START RECORDS PROVIDED

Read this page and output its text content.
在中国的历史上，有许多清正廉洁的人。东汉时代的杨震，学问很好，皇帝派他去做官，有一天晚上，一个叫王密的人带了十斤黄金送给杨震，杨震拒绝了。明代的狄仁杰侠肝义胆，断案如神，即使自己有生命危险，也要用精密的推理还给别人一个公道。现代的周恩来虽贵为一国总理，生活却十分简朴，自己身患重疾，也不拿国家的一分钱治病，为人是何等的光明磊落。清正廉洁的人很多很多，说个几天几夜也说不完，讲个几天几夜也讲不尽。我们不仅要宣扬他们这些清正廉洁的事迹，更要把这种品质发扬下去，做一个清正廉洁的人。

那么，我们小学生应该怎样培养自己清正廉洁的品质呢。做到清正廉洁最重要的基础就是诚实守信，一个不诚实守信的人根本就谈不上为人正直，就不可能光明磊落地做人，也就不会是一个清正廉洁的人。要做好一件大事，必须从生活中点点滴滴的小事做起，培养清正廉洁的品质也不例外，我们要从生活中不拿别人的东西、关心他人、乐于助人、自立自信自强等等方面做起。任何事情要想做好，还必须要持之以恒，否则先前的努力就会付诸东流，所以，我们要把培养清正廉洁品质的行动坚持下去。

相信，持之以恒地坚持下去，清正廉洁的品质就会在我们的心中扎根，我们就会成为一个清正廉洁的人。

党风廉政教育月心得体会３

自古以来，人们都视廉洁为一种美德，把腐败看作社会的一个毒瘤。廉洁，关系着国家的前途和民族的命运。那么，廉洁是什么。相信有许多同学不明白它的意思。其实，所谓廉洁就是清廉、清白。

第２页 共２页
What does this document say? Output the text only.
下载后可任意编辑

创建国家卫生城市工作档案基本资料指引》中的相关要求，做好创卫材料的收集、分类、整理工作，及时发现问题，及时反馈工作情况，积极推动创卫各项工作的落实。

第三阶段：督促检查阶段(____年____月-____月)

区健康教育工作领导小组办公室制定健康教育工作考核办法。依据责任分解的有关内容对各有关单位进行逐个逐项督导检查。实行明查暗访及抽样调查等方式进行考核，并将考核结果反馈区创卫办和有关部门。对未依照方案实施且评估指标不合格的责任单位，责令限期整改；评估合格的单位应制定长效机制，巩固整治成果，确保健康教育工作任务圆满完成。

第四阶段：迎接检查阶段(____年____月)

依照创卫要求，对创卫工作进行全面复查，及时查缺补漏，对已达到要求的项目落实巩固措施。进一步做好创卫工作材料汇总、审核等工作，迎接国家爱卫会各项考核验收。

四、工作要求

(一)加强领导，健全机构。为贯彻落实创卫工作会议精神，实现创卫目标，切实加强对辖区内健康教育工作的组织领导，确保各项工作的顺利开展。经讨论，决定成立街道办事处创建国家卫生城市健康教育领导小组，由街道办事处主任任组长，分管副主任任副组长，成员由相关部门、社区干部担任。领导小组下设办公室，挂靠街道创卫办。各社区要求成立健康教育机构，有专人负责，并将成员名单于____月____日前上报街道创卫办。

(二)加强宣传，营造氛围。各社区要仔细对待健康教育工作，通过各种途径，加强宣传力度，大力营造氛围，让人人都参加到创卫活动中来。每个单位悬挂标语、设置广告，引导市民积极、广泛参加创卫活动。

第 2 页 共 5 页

END RECORDS PROVIDED

What are the lines from the one with "What does this" through the last line of the records above? Quote them exactly and add nothing.

• EXPECTED ANSWER:
What does this document say? Output the text only.
下载后可任意编辑

创建国家卫生城市工作档案基本资料指引》中的相关要求，做好创卫材料的收集、分类、整理工作，及时发现问题，及时反馈工作情况，积极推动创卫各项工作的落实。

第三阶段：督促检查阶段(____年____月-____月)

区健康教育工作领导小组办公室制定健康教育工作考核办法。依据责任分解的有关内容对各有关单位进行逐个逐项督导检查。实行明查暗访及抽样调查等方式进行考核，并将考核结果反馈区创卫办和有关部门。对未依照方案实施且评估指标不合格的责任单位，责令限期整改；评估合格的单位应制定长效机制，巩固整治成果，确保健康教育工作任务圆满完成。

第四阶段：迎接检查阶段(____年____月)

依照创卫要求，对创卫工作进行全面复查，及时查缺补漏，对已达到要求的项目落实巩固措施。进一步做好创卫工作材料汇总、审核等工作，迎接国家爱卫会各项考核验收。

四、工作要求

(一)加强领导，健全机构。为贯彻落实创卫工作会议精神，实现创卫目标，切实加强对辖区内健康教育工作的组织领导，确保各项工作的顺利开展。经讨论，决定成立街道办事处创建国家卫生城市健康教育领导小组，由街道办事处主任任组长，分管副主任任副组长，成员由相关部门、社区干部担任。领导小组下设办公室，挂靠街道创卫办。各社区要求成立健康教育机构，有专人负责，并将成员名单于____月____日前上报街道创卫办。

(二)加强宣传，营造氛围。各社区要仔细对待健康教育工作，通过各种途径，加强宣传力度，大力营造氛围，让人人都参加到创卫活动中来。每个单位悬挂标语、设置广告，引导市民积极、广泛参加创卫活动。

第 2 页 共 5 页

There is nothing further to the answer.